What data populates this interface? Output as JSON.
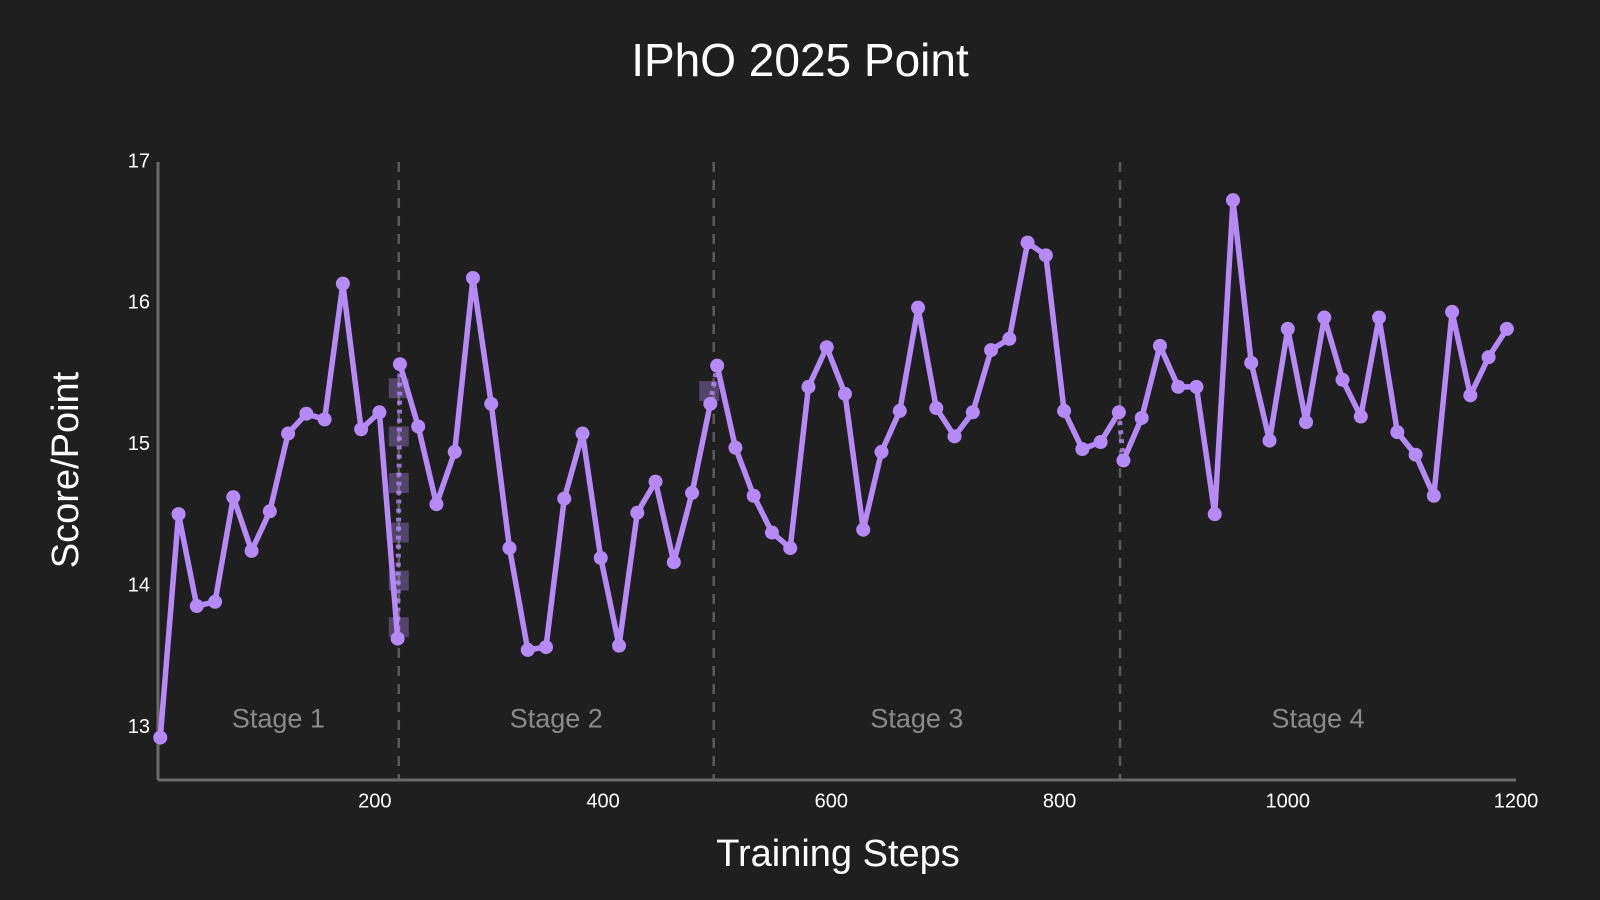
{
  "chart_data": {
    "type": "line",
    "title": "IPhO 2025 Point",
    "xlabel": "Training Steps",
    "ylabel": "Score/Point",
    "xlim": [
      10,
      1200
    ],
    "xticks": [
      200,
      400,
      600,
      800,
      1000,
      1200
    ],
    "ylim": [
      12.63,
      17
    ],
    "yticks": [
      13,
      14,
      15,
      16,
      17
    ],
    "color": "#b58af7",
    "series": [
      {
        "x": [
          12,
          28,
          44,
          60,
          76,
          92,
          108,
          124,
          140,
          156,
          172,
          188,
          204,
          220
        ],
        "values": [
          12.93,
          14.51,
          13.86,
          13.89,
          14.63,
          14.25,
          14.53,
          15.08,
          15.22,
          15.18,
          16.14,
          15.11,
          15.23,
          13.63
        ]
      },
      {
        "x": [
          222,
          238,
          254,
          270,
          286,
          302,
          318,
          334,
          350,
          366,
          382,
          398,
          414,
          430,
          446,
          462,
          478,
          494
        ],
        "values": [
          15.57,
          15.13,
          14.58,
          14.95,
          16.18,
          15.29,
          14.27,
          13.55,
          13.57,
          14.62,
          15.08,
          14.2,
          13.58,
          14.52,
          14.74,
          14.17,
          14.66,
          15.29
        ]
      },
      {
        "x": [
          500,
          516,
          532,
          548,
          564,
          580,
          596,
          612,
          628,
          644,
          660,
          676,
          692,
          708,
          724,
          740,
          756,
          772,
          788,
          804,
          820,
          836,
          852
        ],
        "values": [
          15.56,
          14.98,
          14.64,
          14.38,
          14.27,
          15.41,
          15.69,
          15.36,
          14.4,
          14.95,
          15.24,
          15.97,
          15.26,
          15.06,
          15.23,
          15.67,
          15.75,
          16.43,
          16.34,
          15.24,
          14.97,
          15.02,
          15.23
        ]
      },
      {
        "x": [
          856,
          872,
          888,
          904,
          920,
          936,
          952,
          968,
          984,
          1000,
          1016,
          1032,
          1048,
          1064,
          1080,
          1096,
          1112,
          1128,
          1144,
          1160,
          1176,
          1192
        ],
        "values": [
          14.89,
          15.19,
          15.7,
          15.41,
          15.41,
          14.51,
          16.73,
          15.58,
          15.03,
          15.82,
          15.16,
          15.9,
          15.46,
          15.2,
          15.9,
          15.09,
          14.93,
          14.64,
          15.94,
          15.35,
          15.62,
          15.82
        ]
      }
    ],
    "markers": {
      "x": [
        221,
        221,
        221,
        221,
        221,
        221,
        493
      ],
      "values": [
        15.4,
        15.06,
        14.73,
        14.38,
        14.04,
        13.71,
        15.38
      ]
    },
    "dividers": [
      221,
      497,
      853
    ],
    "stages": [
      "Stage 1",
      "Stage 2",
      "Stage 3",
      "Stage 4"
    ],
    "stage_label_y": 13.05
  }
}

[Set problem]
Identify and copy lines that hold the string "Point".

[The result]
    "title": "IPhO 2025 Point",
    "ylabel": "Score/Point",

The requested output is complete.